#### REQUIREMENTS:
Every line that contains the word "icon" should be copied.

#### DATA RECORDS:
- - - -

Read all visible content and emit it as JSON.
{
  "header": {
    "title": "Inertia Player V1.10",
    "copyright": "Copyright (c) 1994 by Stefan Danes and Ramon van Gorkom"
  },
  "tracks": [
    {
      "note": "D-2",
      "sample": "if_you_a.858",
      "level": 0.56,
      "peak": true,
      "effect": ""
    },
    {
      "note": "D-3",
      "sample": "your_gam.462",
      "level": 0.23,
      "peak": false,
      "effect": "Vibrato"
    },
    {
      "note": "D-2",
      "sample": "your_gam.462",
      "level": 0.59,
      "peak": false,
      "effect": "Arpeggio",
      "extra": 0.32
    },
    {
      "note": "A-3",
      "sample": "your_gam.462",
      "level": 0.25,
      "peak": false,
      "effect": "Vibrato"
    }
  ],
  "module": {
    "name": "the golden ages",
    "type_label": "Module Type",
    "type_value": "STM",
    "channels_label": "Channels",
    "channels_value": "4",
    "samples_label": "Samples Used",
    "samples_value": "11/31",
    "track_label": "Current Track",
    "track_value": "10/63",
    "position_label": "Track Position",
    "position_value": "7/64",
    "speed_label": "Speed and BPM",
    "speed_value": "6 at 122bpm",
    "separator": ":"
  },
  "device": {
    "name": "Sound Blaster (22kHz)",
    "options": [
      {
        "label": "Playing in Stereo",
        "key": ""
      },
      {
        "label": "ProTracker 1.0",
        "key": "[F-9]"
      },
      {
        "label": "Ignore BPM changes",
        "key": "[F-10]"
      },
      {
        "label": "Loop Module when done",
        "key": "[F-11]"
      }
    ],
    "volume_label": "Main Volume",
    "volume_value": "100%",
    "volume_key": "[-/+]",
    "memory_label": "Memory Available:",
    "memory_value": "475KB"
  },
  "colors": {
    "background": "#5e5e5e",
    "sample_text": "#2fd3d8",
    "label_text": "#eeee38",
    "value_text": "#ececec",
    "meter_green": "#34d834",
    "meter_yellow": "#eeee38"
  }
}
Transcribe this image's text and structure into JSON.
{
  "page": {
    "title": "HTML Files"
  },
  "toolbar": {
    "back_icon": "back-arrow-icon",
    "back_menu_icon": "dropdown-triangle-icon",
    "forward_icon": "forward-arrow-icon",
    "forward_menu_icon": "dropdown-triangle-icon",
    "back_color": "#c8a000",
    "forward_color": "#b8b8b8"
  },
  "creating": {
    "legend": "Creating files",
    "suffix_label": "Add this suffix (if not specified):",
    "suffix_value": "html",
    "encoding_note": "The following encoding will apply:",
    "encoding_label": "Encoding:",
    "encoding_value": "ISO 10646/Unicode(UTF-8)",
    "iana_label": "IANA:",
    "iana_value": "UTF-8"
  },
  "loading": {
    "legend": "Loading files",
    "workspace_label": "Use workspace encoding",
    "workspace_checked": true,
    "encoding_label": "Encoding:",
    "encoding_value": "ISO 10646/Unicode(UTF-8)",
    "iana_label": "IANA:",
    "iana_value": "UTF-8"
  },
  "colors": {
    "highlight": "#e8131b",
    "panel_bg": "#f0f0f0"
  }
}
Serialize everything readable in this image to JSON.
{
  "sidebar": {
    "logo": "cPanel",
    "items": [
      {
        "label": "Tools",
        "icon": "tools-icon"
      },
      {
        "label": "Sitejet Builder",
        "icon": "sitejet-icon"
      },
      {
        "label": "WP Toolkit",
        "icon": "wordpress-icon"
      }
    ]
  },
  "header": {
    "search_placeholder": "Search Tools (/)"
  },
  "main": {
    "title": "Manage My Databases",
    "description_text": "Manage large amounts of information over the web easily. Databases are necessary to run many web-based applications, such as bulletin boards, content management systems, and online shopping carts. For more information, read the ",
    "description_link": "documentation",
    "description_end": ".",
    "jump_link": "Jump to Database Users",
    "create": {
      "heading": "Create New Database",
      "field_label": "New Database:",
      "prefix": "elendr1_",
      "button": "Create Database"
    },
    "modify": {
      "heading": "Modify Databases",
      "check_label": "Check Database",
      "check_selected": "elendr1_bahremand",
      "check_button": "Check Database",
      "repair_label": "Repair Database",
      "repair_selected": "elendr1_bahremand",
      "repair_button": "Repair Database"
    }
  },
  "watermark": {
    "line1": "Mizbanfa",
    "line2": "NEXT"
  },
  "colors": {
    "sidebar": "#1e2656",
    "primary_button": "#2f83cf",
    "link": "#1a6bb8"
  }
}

- - - -

#### RESULT OF THIS EXERCISE:
    "back_icon": "back-arrow-icon",
    "back_menu_icon": "dropdown-triangle-icon",
    "forward_icon": "forward-arrow-icon",
    "forward_menu_icon": "dropdown-triangle-icon",
        "icon": "tools-icon"
        "icon": "sitejet-icon"
        "icon": "wordpress-icon"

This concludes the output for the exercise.